● **Listed records**
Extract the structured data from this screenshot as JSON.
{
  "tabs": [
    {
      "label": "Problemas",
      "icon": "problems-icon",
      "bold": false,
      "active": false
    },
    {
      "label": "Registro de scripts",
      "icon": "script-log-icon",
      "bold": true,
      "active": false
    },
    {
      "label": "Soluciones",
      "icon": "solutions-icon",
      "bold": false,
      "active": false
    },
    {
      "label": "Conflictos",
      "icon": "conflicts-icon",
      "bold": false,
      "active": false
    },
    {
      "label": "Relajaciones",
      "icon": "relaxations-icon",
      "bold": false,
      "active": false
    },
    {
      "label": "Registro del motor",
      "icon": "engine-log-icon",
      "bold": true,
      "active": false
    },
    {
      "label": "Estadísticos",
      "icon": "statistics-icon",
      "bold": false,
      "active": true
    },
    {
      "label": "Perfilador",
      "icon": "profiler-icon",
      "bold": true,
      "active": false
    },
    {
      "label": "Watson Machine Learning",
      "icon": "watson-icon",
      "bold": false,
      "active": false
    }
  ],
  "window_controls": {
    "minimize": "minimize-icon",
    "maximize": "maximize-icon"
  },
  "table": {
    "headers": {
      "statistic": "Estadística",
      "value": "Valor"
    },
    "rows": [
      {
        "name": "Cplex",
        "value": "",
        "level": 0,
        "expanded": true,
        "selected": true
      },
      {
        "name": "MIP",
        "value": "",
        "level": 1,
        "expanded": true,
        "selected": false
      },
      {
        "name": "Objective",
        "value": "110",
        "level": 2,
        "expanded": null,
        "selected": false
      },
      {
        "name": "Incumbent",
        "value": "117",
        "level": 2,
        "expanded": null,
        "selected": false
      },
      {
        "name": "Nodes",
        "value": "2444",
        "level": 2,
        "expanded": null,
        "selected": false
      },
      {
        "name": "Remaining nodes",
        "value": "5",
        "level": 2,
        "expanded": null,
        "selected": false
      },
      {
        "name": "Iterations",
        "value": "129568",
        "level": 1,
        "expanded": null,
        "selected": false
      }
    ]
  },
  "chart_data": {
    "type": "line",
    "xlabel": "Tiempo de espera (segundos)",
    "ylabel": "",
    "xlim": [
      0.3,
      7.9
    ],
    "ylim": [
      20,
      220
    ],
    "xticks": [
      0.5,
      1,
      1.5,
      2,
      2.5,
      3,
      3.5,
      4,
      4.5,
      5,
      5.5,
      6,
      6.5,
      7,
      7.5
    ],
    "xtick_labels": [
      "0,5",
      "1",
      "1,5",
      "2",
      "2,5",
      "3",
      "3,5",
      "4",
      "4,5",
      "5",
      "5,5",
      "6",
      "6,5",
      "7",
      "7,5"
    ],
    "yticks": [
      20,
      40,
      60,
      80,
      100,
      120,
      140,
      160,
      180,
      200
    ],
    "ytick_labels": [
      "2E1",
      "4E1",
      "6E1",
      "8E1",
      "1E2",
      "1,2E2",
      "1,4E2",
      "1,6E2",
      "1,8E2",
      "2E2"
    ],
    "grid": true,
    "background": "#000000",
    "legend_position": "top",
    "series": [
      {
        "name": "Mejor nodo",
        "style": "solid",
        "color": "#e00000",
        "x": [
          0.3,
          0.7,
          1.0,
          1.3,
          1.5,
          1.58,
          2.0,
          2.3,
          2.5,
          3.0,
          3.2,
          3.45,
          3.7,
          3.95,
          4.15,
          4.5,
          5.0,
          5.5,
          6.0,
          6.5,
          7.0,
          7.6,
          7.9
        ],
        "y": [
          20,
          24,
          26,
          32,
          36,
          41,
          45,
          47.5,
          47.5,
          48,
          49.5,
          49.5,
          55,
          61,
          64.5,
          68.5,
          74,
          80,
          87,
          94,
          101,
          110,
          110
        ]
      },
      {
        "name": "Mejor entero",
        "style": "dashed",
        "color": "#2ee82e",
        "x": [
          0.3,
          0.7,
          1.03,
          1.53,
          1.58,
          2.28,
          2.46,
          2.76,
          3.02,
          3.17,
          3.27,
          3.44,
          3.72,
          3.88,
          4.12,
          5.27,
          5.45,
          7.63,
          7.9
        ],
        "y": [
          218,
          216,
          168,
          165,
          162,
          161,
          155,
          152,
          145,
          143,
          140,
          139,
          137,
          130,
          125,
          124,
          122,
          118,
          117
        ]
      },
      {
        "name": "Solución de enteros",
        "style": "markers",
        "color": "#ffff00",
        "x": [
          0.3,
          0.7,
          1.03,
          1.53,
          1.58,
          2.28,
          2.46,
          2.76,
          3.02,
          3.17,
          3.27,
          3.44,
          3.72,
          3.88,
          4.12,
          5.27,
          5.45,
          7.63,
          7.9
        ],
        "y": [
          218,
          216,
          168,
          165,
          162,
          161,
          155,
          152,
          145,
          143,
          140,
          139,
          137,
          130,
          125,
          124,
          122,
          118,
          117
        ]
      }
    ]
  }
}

● **Set problem**
Please restate the whole listing word for word.

● **Answer**
Extract the structured data from this screenshot as JSON.
{
  "tabs": [
    {
      "label": "Problemas",
      "icon": "problems-icon",
      "bold": false,
      "active": false
    },
    {
      "label": "Registro de scripts",
      "icon": "script-log-icon",
      "bold": true,
      "active": false
    },
    {
      "label": "Soluciones",
      "icon": "solutions-icon",
      "bold": false,
      "active": false
    },
    {
      "label": "Conflictos",
      "icon": "conflicts-icon",
      "bold": false,
      "active": false
    },
    {
      "label": "Relajaciones",
      "icon": "relaxations-icon",
      "bold": false,
      "active": false
    },
    {
      "label": "Registro del motor",
      "icon": "engine-log-icon",
      "bold": true,
      "active": false
    },
    {
      "label": "Estadísticos",
      "icon": "statistics-icon",
      "bold": false,
      "active": true
    },
    {
      "label": "Perfilador",
      "icon": "profiler-icon",
      "bold": true,
      "active": false
    },
    {
      "label": "Watson Machine Learning",
      "icon": "watson-icon",
      "bold": false,
      "active": false
    }
  ],
  "window_controls": {
    "minimize": "minimize-icon",
    "maximize": "maximize-icon"
  },
  "table": {
    "headers": {
      "statistic": "Estadística",
      "value": "Valor"
    },
    "rows": [
      {
        "name": "Cplex",
        "value": "",
        "level": 0,
        "expanded": true,
        "selected": true
      },
      {
        "name": "MIP",
        "value": "",
        "level": 1,
        "expanded": true,
        "selected": false
      },
      {
        "name": "Objective",
        "value": "110",
        "level": 2,
        "expanded": null,
        "selected": false
      },
      {
        "name": "Incumbent",
        "value": "117",
        "level": 2,
        "expanded": null,
        "selected": false
      },
      {
        "name": "Nodes",
        "value": "2444",
        "level": 2,
        "expanded": null,
        "selected": false
      },
      {
        "name": "Remaining nodes",
        "value": "5",
        "level": 2,
        "expanded": null,
        "selected": false
      },
      {
        "name": "Iterations",
        "value": "129568",
        "level": 1,
        "expanded": null,
        "selected": false
      }
    ]
  },
  "chart_data": {
    "type": "line",
    "xlabel": "Tiempo de espera (segundos)",
    "ylabel": "",
    "xlim": [
      0.3,
      7.9
    ],
    "ylim": [
      20,
      220
    ],
    "xticks": [
      0.5,
      1,
      1.5,
      2,
      2.5,
      3,
      3.5,
      4,
      4.5,
      5,
      5.5,
      6,
      6.5,
      7,
      7.5
    ],
    "xtick_labels": [
      "0,5",
      "1",
      "1,5",
      "2",
      "2,5",
      "3",
      "3,5",
      "4",
      "4,5",
      "5",
      "5,5",
      "6",
      "6,5",
      "7",
      "7,5"
    ],
    "yticks": [
      20,
      40,
      60,
      80,
      100,
      120,
      140,
      160,
      180,
      200
    ],
    "ytick_labels": [
      "2E1",
      "4E1",
      "6E1",
      "8E1",
      "1E2",
      "1,2E2",
      "1,4E2",
      "1,6E2",
      "1,8E2",
      "2E2"
    ],
    "grid": true,
    "background": "#000000",
    "legend_position": "top",
    "series": [
      {
        "name": "Mejor nodo",
        "style": "solid",
        "color": "#e00000",
        "x": [
          0.3,
          0.7,
          1.0,
          1.3,
          1.5,
          1.58,
          2.0,
          2.3,
          2.5,
          3.0,
          3.2,
          3.45,
          3.7,
          3.95,
          4.15,
          4.5,
          5.0,
          5.5,
          6.0,
          6.5,
          7.0,
          7.6,
          7.9
        ],
        "y": [
          20,
          24,
          26,
          32,
          36,
          41,
          45,
          47.5,
          47.5,
          48,
          49.5,
          49.5,
          55,
          61,
          64.5,
          68.5,
          74,
          80,
          87,
          94,
          101,
          110,
          110
        ]
      },
      {
        "name": "Mejor entero",
        "style": "dashed",
        "color": "#2ee82e",
        "x": [
          0.3,
          0.7,
          1.03,
          1.53,
          1.58,
          2.28,
          2.46,
          2.76,
          3.02,
          3.17,
          3.27,
          3.44,
          3.72,
          3.88,
          4.12,
          5.27,
          5.45,
          7.63,
          7.9
        ],
        "y": [
          218,
          216,
          168,
          165,
          162,
          161,
          155,
          152,
          145,
          143,
          140,
          139,
          137,
          130,
          125,
          124,
          122,
          118,
          117
        ]
      },
      {
        "name": "Solución de enteros",
        "style": "markers",
        "color": "#ffff00",
        "x": [
          0.3,
          0.7,
          1.03,
          1.53,
          1.58,
          2.28,
          2.46,
          2.76,
          3.02,
          3.17,
          3.27,
          3.44,
          3.72,
          3.88,
          4.12,
          5.27,
          5.45,
          7.63,
          7.9
        ],
        "y": [
          218,
          216,
          168,
          165,
          162,
          161,
          155,
          152,
          145,
          143,
          140,
          139,
          137,
          130,
          125,
          124,
          122,
          118,
          117
        ]
      }
    ]
  }
}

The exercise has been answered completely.